- **Work to do**
Pull each line containing "JSON" out of the data and copy it.

- **Extracted data**
:::::

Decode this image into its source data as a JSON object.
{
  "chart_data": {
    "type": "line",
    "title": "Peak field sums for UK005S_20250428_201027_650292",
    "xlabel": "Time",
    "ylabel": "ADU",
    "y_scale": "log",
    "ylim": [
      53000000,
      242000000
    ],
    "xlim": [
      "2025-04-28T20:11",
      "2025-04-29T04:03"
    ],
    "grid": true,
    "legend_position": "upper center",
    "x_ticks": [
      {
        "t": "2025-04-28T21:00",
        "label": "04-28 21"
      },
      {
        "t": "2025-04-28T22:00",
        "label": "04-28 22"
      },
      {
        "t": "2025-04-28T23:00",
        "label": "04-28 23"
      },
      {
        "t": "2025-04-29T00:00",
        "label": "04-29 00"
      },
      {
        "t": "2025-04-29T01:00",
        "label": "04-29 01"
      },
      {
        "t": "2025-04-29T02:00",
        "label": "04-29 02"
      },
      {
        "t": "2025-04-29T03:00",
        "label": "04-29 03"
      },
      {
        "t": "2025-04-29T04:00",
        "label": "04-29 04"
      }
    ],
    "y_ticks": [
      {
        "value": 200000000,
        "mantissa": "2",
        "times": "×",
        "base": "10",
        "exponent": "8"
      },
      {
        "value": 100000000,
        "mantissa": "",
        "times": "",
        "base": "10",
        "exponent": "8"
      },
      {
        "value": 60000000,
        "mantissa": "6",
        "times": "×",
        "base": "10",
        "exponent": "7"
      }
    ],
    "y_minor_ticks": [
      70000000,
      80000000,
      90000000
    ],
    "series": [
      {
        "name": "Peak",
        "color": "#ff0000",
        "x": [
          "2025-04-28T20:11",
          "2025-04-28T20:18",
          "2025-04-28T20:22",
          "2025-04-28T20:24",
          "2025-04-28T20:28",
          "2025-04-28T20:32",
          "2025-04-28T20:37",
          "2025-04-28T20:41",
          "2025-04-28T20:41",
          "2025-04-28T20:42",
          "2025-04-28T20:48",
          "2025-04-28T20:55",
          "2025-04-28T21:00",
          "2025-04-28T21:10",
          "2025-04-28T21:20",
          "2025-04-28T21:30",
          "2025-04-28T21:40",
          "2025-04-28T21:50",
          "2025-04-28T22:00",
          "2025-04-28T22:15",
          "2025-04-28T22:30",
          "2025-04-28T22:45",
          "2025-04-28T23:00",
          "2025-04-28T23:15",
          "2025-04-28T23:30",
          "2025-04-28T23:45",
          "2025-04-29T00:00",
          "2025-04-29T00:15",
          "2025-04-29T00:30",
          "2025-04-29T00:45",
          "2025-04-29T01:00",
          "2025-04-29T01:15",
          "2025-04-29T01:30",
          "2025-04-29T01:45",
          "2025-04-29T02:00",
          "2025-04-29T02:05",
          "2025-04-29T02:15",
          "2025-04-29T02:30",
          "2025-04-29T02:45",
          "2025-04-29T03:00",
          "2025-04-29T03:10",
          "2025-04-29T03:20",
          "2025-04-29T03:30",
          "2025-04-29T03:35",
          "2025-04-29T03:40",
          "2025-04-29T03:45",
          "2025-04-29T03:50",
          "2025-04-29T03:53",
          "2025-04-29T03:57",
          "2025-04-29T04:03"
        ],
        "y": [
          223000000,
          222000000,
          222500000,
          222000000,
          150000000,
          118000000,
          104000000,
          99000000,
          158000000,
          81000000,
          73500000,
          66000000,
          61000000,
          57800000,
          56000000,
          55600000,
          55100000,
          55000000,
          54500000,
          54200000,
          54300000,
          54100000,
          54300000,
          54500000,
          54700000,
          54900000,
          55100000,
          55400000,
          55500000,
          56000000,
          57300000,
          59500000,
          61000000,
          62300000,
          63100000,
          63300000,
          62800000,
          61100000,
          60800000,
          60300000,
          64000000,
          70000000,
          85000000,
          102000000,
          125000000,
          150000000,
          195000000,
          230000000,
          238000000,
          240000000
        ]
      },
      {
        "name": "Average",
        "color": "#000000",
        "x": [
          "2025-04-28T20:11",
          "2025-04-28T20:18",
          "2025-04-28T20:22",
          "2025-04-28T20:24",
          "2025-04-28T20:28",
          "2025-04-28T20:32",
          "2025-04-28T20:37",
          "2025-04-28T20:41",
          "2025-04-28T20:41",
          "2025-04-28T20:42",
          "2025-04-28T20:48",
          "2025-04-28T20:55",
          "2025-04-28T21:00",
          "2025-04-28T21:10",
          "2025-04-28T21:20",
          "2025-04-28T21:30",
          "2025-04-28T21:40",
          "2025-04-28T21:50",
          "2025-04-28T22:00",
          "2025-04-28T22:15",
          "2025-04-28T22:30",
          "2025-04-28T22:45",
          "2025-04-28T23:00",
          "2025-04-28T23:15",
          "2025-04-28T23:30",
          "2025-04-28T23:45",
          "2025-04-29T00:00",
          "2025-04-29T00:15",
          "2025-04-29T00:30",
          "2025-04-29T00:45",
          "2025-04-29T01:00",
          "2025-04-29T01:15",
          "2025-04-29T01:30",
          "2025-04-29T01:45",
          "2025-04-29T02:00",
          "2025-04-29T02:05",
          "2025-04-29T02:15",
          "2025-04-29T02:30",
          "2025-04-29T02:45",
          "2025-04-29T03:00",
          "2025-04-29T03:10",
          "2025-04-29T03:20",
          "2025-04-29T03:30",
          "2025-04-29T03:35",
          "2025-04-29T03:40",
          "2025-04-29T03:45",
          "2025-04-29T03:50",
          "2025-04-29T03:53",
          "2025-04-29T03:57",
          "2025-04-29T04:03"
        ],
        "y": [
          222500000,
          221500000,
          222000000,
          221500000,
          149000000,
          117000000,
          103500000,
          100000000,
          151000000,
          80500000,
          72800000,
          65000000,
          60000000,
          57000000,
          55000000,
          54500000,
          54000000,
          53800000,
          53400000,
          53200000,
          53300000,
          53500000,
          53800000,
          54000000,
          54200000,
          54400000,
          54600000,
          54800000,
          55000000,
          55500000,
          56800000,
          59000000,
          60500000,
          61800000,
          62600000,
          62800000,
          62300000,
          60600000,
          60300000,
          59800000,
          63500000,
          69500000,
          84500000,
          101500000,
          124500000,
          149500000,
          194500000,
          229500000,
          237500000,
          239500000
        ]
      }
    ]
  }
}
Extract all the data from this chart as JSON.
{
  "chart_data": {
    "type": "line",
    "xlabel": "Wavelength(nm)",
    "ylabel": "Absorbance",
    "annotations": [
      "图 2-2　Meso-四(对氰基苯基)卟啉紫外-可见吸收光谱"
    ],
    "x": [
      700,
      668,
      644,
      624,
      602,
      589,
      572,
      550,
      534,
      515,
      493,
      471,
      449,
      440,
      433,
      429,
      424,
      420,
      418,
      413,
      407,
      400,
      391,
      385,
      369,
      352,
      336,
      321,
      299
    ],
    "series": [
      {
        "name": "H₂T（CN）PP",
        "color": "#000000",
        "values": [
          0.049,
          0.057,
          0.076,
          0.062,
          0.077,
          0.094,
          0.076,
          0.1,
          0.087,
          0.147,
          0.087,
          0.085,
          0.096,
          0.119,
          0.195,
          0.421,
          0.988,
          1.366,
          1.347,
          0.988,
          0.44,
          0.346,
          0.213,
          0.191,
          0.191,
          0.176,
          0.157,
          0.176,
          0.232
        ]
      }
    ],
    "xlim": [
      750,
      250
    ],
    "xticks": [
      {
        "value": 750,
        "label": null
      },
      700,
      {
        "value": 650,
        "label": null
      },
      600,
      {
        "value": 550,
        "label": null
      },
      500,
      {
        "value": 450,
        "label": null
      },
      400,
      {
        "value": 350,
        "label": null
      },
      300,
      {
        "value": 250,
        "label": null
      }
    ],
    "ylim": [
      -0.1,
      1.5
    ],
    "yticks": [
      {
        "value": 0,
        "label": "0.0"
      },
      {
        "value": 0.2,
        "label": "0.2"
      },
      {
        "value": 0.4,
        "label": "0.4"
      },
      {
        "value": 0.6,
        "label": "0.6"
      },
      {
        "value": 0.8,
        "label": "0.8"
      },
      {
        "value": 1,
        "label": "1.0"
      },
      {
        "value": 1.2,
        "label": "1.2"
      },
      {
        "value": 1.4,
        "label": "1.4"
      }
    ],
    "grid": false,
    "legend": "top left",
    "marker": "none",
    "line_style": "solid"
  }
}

:::::

- **In response**
Decode this image into its source data as a JSON object.
Extract all the data from this chart as JSON.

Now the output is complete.